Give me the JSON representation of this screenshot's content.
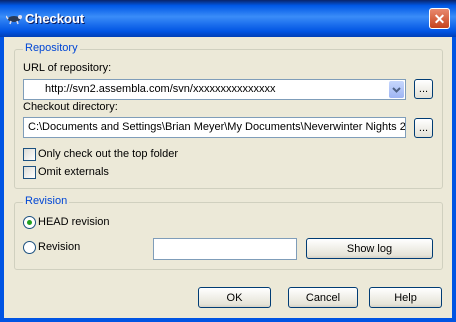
{
  "window": {
    "title": "Checkout",
    "close_glyph": "✕"
  },
  "repository_group": {
    "legend": "Repository",
    "url_label": "URL of repository:",
    "url_value": "http://svn2.assembla.com/svn/xxxxxxxxxxxxxxx",
    "checkout_dir_label": "Checkout directory:",
    "checkout_dir_value": "C:\\Documents and Settings\\Brian Meyer\\My Documents\\Neverwinter Nights 2",
    "browse_label": "...",
    "only_top_folder_label": "Only check out the top folder",
    "only_top_folder_checked": false,
    "omit_externals_label": "Omit externals",
    "omit_externals_checked": false
  },
  "revision_group": {
    "legend": "Revision",
    "head_revision_label": "HEAD revision",
    "head_revision_selected": true,
    "revision_label": "Revision",
    "revision_selected": false,
    "revision_value": "",
    "show_log_label": "Show log"
  },
  "buttons": {
    "ok": "OK",
    "cancel": "Cancel",
    "help": "Help"
  },
  "colors": {
    "title_bar": "#0054e3",
    "dialog_bg": "#ece9d8",
    "legend_text": "#0046d5",
    "close_button": "#c6421c"
  }
}
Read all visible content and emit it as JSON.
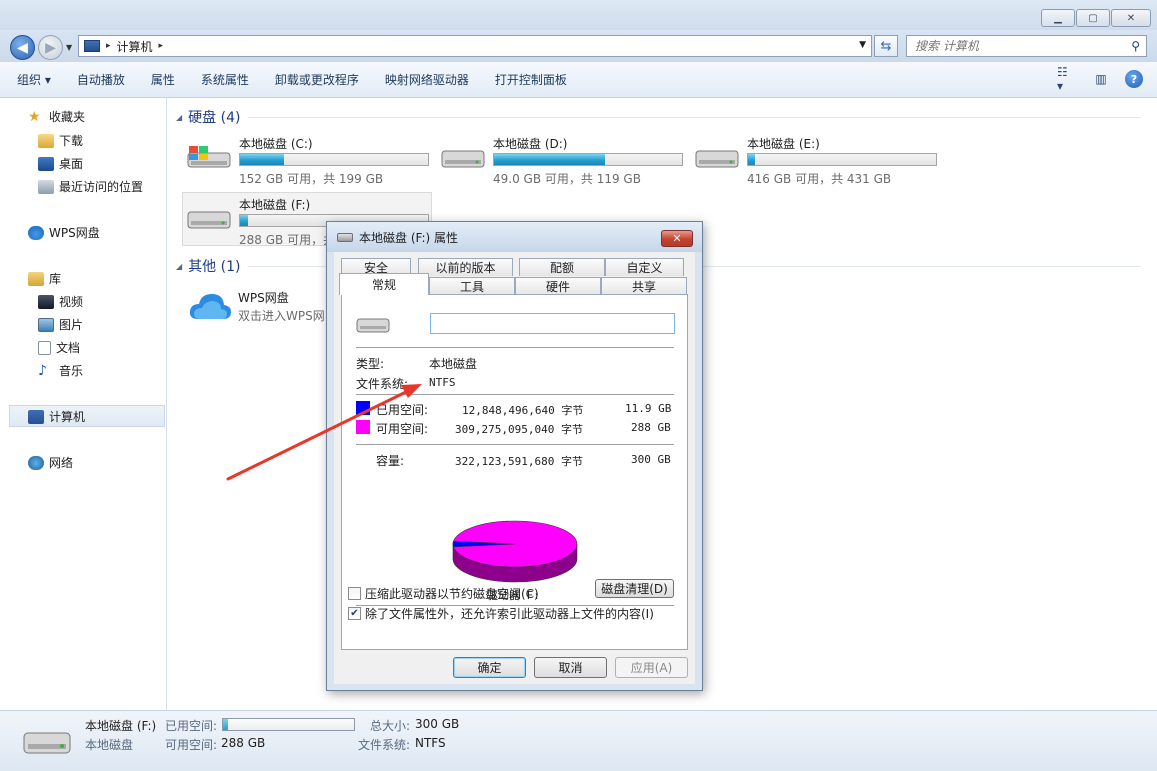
{
  "window": {
    "minimize_icon": "minimize-icon",
    "maximize_icon": "maximize-icon",
    "close_icon": "close-icon"
  },
  "address": {
    "crumb": "计算机",
    "search_placeholder": "搜索 计算机"
  },
  "toolbar": {
    "organize": "组织 ▾",
    "autoplay": "自动播放",
    "properties": "属性",
    "system_properties": "系统属性",
    "uninstall": "卸载或更改程序",
    "map_drive": "映射网络驱动器",
    "control_panel": "打开控制面板"
  },
  "nav": {
    "favorites": "收藏夹",
    "downloads": "下载",
    "desktop": "桌面",
    "recent": "最近访问的位置",
    "wps": "WPS网盘",
    "libraries": "库",
    "videos": "视频",
    "pictures": "图片",
    "documents": "文档",
    "music": "音乐",
    "computer": "计算机",
    "network": "网络"
  },
  "groups": {
    "hard_disks": "硬盘 (4)",
    "other": "其他 (1)"
  },
  "drives": [
    {
      "name": "本地磁盘 (C:)",
      "size": "152 GB 可用，共 199 GB",
      "used_fraction": 0.236
    },
    {
      "name": "本地磁盘 (D:)",
      "size": "49.0 GB 可用，共 119 GB",
      "used_fraction": 0.588
    },
    {
      "name": "本地磁盘 (E:)",
      "size": "416 GB 可用，共 431 GB",
      "used_fraction": 0.035
    },
    {
      "name": "本地磁盘 (F:)",
      "size": "288 GB 可用，共",
      "used_fraction": 0.04
    }
  ],
  "wps_item": {
    "name": "WPS网盘",
    "desc": "双击进入WPS网"
  },
  "status": {
    "name": "本地磁盘 (F:)",
    "type": "本地磁盘",
    "used_label": "已用空间:",
    "free_label": "可用空间:",
    "free_value": "288 GB",
    "total_label": "总大小:",
    "total_value": "300 GB",
    "fs_label": "文件系统:",
    "fs_value": "NTFS",
    "used_fraction": 0.04
  },
  "dialog": {
    "title": "本地磁盘 (F:) 属性",
    "tabs_top": [
      "安全",
      "以前的版本",
      "配额",
      "自定义"
    ],
    "tabs_bottom": [
      "常规",
      "工具",
      "硬件",
      "共享"
    ],
    "name_value": "",
    "type_label": "类型:",
    "type_value": "本地磁盘",
    "fs_label": "文件系统:",
    "fs_value": "NTFS",
    "used_label": "已用空间:",
    "used_bytes": "12,848,496,640 字节",
    "used_gb": "11.9 GB",
    "free_label": "可用空间:",
    "free_bytes": "309,275,095,040 字节",
    "free_gb": "288 GB",
    "cap_label": "容量:",
    "cap_bytes": "322,123,591,680 字节",
    "cap_gb": "300 GB",
    "drive_label": "驱动器 F:",
    "cleanup": "磁盘清理(D)",
    "compress": "压缩此驱动器以节约磁盘空间(C)",
    "index": "除了文件属性外，还允许索引此驱动器上文件的内容(I)",
    "ok": "确定",
    "cancel": "取消",
    "apply": "应用(A)",
    "used_color": "#0000ff",
    "free_color": "#ff00ff",
    "used_fraction": 0.04
  }
}
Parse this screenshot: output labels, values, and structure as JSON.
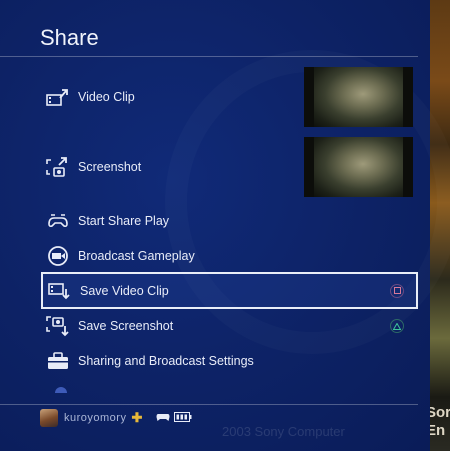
{
  "header": {
    "title": "Share"
  },
  "menu": {
    "items": [
      {
        "label": "Video Clip",
        "icon": "video-clip-share-icon"
      },
      {
        "label": "Screenshot",
        "icon": "screenshot-share-icon"
      },
      {
        "label": "Start Share Play",
        "icon": "share-play-icon"
      },
      {
        "label": "Broadcast Gameplay",
        "icon": "broadcast-icon"
      },
      {
        "label": "Save Video Clip",
        "icon": "save-video-clip-icon",
        "selected": true,
        "button_hint": "square-button-icon"
      },
      {
        "label": "Save Screenshot",
        "icon": "save-screenshot-icon",
        "button_hint": "triangle-button-icon"
      },
      {
        "label": "Sharing and Broadcast Settings",
        "icon": "toolbox-icon"
      }
    ]
  },
  "status_bar": {
    "username": "kuroyomory",
    "plus_badge": "✚",
    "controller_icon": "controller-icon",
    "battery_icon": "battery-icon"
  },
  "background_game": {
    "line1": "Sor",
    "line2": "En",
    "copyright": "2003 Sony Computer"
  },
  "colors": {
    "panel_bg": "#0d2265",
    "selection_border": "#e9eef8",
    "plus_gold": "#e7b83a",
    "square_pink": "#d87a9a",
    "triangle_green": "#3ec49a"
  }
}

---

• STATED PROBLEM: All the lines above are to be reproduced exactly, except the pictures.

• RESULT FOR THIS TASK:
Give me the JSON representation of this screenshot's content.
{
  "window": {
    "title": "Checkout",
    "close_glyph": "✕"
  },
  "repository_group": {
    "legend": "Repository",
    "url_label": "URL of repository:",
    "url_value": "http://svn2.assembla.com/svn/xxxxxxxxxxxxxxx",
    "checkout_dir_label": "Checkout directory:",
    "checkout_dir_value": "C:\\Documents and Settings\\Brian Meyer\\My Documents\\Neverwinter Nights 2",
    "browse_label": "...",
    "only_top_folder_label": "Only check out the top folder",
    "only_top_folder_checked": false,
    "omit_externals_label": "Omit externals",
    "omit_externals_checked": false
  },
  "revision_group": {
    "legend": "Revision",
    "head_revision_label": "HEAD revision",
    "head_revision_selected": true,
    "revision_label": "Revision",
    "revision_selected": false,
    "revision_value": "",
    "show_log_label": "Show log"
  },
  "buttons": {
    "ok": "OK",
    "cancel": "Cancel",
    "help": "Help"
  },
  "colors": {
    "title_bar": "#0054e3",
    "dialog_bg": "#ece9d8",
    "legend_text": "#0046d5",
    "close_button": "#c6421c"
  }
}
Read all visible content and emit it as JSON.
{
  "window": {
    "minimize_icon": "minimize-icon",
    "maximize_icon": "maximize-icon",
    "close_icon": "close-icon"
  },
  "address": {
    "crumb": "计算机",
    "search_placeholder": "搜索 计算机"
  },
  "toolbar": {
    "organize": "组织 ▾",
    "autoplay": "自动播放",
    "properties": "属性",
    "system_properties": "系统属性",
    "uninstall": "卸载或更改程序",
    "map_drive": "映射网络驱动器",
    "control_panel": "打开控制面板"
  },
  "nav": {
    "favorites": "收藏夹",
    "downloads": "下载",
    "desktop": "桌面",
    "recent": "最近访问的位置",
    "wps": "WPS网盘",
    "libraries": "库",
    "videos": "视频",
    "pictures": "图片",
    "documents": "文档",
    "music": "音乐",
    "computer": "计算机",
    "network": "网络"
  },
  "groups": {
    "hard_disks": "硬盘 (4)",
    "other": "其他 (1)"
  },
  "drives": [
    {
      "name": "本地磁盘 (C:)",
      "size": "152 GB 可用，共 199 GB",
      "used_fraction": 0.236
    },
    {
      "name": "本地磁盘 (D:)",
      "size": "49.0 GB 可用，共 119 GB",
      "used_fraction": 0.588
    },
    {
      "name": "本地磁盘 (E:)",
      "size": "416 GB 可用，共 431 GB",
      "used_fraction": 0.035
    },
    {
      "name": "本地磁盘 (F:)",
      "size": "288 GB 可用，共",
      "used_fraction": 0.04
    }
  ],
  "wps_item": {
    "name": "WPS网盘",
    "desc": "双击进入WPS网"
  },
  "status": {
    "name": "本地磁盘 (F:)",
    "type": "本地磁盘",
    "used_label": "已用空间:",
    "free_label": "可用空间:",
    "free_value": "288 GB",
    "total_label": "总大小:",
    "total_value": "300 GB",
    "fs_label": "文件系统:",
    "fs_value": "NTFS",
    "used_fraction": 0.04
  },
  "dialog": {
    "title": "本地磁盘 (F:) 属性",
    "tabs_top": [
      "安全",
      "以前的版本",
      "配额",
      "自定义"
    ],
    "tabs_bottom": [
      "常规",
      "工具",
      "硬件",
      "共享"
    ],
    "name_value": "",
    "type_label": "类型:",
    "type_value": "本地磁盘",
    "fs_label": "文件系统:",
    "fs_value": "NTFS",
    "used_label": "已用空间:",
    "used_bytes": "12,848,496,640 字节",
    "used_gb": "11.9 GB",
    "free_label": "可用空间:",
    "free_bytes": "309,275,095,040 字节",
    "free_gb": "288 GB",
    "cap_label": "容量:",
    "cap_bytes": "322,123,591,680 字节",
    "cap_gb": "300 GB",
    "drive_label": "驱动器 F:",
    "cleanup": "磁盘清理(D)",
    "compress": "压缩此驱动器以节约磁盘空间(C)",
    "index": "除了文件属性外，还允许索引此驱动器上文件的内容(I)",
    "ok": "确定",
    "cancel": "取消",
    "apply": "应用(A)",
    "used_color": "#0000ff",
    "free_color": "#ff00ff",
    "used_fraction": 0.04
  }
}
Parse this screenshot: output labels, values, and structure as JSON.
{
  "header": {
    "title": "Share"
  },
  "menu": {
    "items": [
      {
        "label": "Video Clip",
        "icon": "video-clip-share-icon"
      },
      {
        "label": "Screenshot",
        "icon": "screenshot-share-icon"
      },
      {
        "label": "Start Share Play",
        "icon": "share-play-icon"
      },
      {
        "label": "Broadcast Gameplay",
        "icon": "broadcast-icon"
      },
      {
        "label": "Save Video Clip",
        "icon": "save-video-clip-icon",
        "selected": true,
        "button_hint": "square-button-icon"
      },
      {
        "label": "Save Screenshot",
        "icon": "save-screenshot-icon",
        "button_hint": "triangle-button-icon"
      },
      {
        "label": "Sharing and Broadcast Settings",
        "icon": "toolbox-icon"
      }
    ]
  },
  "status_bar": {
    "username": "kuroyomory",
    "plus_badge": "✚",
    "controller_icon": "controller-icon",
    "battery_icon": "battery-icon"
  },
  "background_game": {
    "line1": "Sor",
    "line2": "En",
    "copyright": "2003 Sony Computer"
  },
  "colors": {
    "panel_bg": "#0d2265",
    "selection_border": "#e9eef8",
    "plus_gold": "#e7b83a",
    "square_pink": "#d87a9a",
    "triangle_green": "#3ec49a"
  }
}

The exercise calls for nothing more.